
  5. Parker is very good

    Parker is very good , but I see a lot of Harrison Barnes in his game.  Not to say he won’t be better than Barnes at the college level.  They just remind me of each other quite a bit and I would take Randle as an NBA prospect over Parker from what I have seen.  I have not seen enough of Andrew Wiggins to annoint him the man , hopefully I can get to see some of his games this year against high end competition.

  6. Starting to wonder if you

    Starting to wonder if you ahve seen Hill play because he is a better athlete than Either Harrison. This kiod is down right explosive. You must have been thinking of a different PG when you were writing about Hill

  7. A couple things…

     A friend and I were discussing the word "potential" and how that’s the most overused word to describe "talented" basketball players…  We concluded it just means "haven’t did SH*T…"  So everytime I hear or see that word I cringe because how many players ACTUALLY reach their so-called potential???  Your attitude towards the game says a lot about what type of player you’re going to become…  

    I’m not taking Randle or Wiggins over Jabari Parker…  Like King George said as a PRO PROSPECT Parker has it all…  This includes being humble and being able to handle the spotlight… Being a PRO includes the "other" stuff… Wiggins is still very raw to me but he does ooze potential…  Still light, I wonder how much can his body take…  He’s not a scorer even though he has all the tools to be…  Maybe he has changed a lot this past year but last time I seen him dude was raw…  

    Randle remind me of a young Zach Randolph as far as attitude which is why I wouldn’t want to place him over Parker…  Game wise edge to Jabari…  You guys talking pro and Randle is undersized at 6’9…  

    SpaceGrass NO WAY in hell is Harrison Barnes even near the same type of player Jabari is… Because they shoot mid-range jumpers and play the SF position???  Is that it???

========================================================================

What the exercise asks
In the basketball comments, who does the writer of "A couple things…" say Randle reminds them of in attitude? Use only the basketball comments to answer.

========================================================================

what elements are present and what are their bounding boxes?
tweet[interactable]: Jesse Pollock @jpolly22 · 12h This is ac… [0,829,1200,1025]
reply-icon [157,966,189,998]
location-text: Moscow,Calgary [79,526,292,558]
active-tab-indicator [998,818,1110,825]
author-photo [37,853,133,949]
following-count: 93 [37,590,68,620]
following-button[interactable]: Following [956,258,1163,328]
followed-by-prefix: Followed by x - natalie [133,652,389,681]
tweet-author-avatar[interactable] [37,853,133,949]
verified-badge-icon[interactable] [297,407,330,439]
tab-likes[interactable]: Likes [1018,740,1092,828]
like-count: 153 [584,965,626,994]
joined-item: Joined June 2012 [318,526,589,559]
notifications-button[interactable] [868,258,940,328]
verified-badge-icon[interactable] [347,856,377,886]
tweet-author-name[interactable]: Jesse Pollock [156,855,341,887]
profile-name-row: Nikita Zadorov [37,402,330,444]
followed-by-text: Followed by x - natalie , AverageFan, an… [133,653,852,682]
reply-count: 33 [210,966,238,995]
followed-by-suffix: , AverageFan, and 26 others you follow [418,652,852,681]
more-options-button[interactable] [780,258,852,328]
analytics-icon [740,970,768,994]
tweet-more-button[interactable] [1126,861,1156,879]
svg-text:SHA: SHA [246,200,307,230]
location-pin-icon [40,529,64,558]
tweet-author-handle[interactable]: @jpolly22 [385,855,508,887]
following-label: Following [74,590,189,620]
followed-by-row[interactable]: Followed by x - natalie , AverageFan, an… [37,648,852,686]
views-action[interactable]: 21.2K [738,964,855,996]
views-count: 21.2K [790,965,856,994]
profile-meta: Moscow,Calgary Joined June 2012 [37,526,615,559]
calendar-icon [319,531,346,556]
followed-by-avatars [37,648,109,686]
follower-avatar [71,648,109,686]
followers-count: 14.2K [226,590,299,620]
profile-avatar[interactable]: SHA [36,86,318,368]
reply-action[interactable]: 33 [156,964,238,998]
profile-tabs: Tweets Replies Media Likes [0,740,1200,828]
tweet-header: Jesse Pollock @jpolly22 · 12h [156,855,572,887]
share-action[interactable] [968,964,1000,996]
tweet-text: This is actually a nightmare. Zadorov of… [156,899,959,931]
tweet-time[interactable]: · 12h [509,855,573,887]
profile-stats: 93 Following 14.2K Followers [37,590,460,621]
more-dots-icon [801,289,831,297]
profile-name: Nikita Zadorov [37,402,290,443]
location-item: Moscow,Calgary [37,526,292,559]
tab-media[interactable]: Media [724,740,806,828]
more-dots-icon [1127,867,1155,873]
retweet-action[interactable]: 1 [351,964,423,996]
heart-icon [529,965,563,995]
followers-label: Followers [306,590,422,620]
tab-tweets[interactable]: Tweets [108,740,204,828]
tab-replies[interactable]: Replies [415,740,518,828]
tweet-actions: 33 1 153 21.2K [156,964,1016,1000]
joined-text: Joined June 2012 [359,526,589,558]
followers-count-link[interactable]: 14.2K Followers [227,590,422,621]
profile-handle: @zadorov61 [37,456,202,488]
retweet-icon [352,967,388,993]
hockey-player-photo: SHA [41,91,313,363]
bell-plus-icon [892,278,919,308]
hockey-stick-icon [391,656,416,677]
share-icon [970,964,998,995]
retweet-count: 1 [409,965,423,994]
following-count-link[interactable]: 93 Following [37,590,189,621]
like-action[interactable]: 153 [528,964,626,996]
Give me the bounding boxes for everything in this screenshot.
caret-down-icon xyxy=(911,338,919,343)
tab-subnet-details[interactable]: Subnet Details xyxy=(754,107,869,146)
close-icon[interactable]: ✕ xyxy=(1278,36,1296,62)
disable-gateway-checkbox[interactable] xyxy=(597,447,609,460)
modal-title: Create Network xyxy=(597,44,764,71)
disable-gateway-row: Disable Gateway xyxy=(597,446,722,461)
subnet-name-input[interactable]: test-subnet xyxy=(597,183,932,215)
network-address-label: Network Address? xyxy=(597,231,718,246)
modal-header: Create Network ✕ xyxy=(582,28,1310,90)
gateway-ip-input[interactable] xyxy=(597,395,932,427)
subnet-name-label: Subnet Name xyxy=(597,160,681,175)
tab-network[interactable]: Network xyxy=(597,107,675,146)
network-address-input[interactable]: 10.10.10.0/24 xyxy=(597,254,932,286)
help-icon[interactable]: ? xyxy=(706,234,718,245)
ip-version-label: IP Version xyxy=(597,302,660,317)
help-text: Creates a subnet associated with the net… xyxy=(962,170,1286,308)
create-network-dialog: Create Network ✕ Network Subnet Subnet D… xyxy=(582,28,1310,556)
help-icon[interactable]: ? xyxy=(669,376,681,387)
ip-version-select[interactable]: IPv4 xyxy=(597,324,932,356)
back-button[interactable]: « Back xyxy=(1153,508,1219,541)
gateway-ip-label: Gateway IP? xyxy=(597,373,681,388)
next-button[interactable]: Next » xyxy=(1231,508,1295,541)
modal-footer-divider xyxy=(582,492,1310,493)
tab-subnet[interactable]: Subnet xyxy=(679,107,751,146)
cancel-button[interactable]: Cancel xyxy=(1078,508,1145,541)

========================================================================

Answer to the problem
A young Zach Randolph.